[Begin]

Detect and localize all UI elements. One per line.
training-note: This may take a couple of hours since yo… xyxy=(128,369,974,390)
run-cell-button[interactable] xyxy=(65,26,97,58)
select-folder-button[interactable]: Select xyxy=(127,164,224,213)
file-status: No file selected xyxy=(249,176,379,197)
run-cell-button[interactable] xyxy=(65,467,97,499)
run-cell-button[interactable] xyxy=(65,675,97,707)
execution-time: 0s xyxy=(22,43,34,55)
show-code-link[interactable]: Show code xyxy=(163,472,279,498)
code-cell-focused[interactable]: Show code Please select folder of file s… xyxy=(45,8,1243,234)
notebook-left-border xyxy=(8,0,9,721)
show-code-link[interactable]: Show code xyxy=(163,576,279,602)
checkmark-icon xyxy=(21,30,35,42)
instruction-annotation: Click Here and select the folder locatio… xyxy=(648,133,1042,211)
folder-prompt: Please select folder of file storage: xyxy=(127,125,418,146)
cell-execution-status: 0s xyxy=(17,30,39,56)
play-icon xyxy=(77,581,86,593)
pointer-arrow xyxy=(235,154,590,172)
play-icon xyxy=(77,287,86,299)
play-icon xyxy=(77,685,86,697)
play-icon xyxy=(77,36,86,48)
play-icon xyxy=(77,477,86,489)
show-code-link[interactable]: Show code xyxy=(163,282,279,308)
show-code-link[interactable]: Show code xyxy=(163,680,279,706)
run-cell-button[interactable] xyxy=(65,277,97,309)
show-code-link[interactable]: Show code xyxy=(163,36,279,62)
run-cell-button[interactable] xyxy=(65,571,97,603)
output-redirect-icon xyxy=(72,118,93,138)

[End]

Change every occurrence of "play-icon" in the items above to "run-icon", and leave everything else as it is.

Detect and localize all UI elements. One per line.
training-note: This may take a couple of hours since yo… xyxy=(128,369,974,390)
run-cell-button[interactable] xyxy=(65,26,97,58)
select-folder-button[interactable]: Select xyxy=(127,164,224,213)
file-status: No file selected xyxy=(249,176,379,197)
run-cell-button[interactable] xyxy=(65,467,97,499)
run-cell-button[interactable] xyxy=(65,675,97,707)
execution-time: 0s xyxy=(22,43,34,55)
show-code-link[interactable]: Show code xyxy=(163,472,279,498)
code-cell-focused[interactable]: Show code Please select folder of file s… xyxy=(45,8,1243,234)
notebook-left-border xyxy=(8,0,9,721)
show-code-link[interactable]: Show code xyxy=(163,576,279,602)
checkmark-icon xyxy=(21,30,35,42)
instruction-annotation: Click Here and select the folder locatio… xyxy=(648,133,1042,211)
folder-prompt: Please select folder of file storage: xyxy=(127,125,418,146)
cell-execution-status: 0s xyxy=(17,30,39,56)
run-icon xyxy=(77,581,86,593)
pointer-arrow xyxy=(235,154,590,172)
run-icon xyxy=(77,287,86,299)
run-icon xyxy=(77,685,86,697)
run-icon xyxy=(77,36,86,48)
run-icon xyxy=(77,477,86,489)
show-code-link[interactable]: Show code xyxy=(163,282,279,308)
show-code-link[interactable]: Show code xyxy=(163,680,279,706)
run-cell-button[interactable] xyxy=(65,277,97,309)
show-code-link[interactable]: Show code xyxy=(163,36,279,62)
run-cell-button[interactable] xyxy=(65,571,97,603)
output-redirect-icon xyxy=(72,118,93,138)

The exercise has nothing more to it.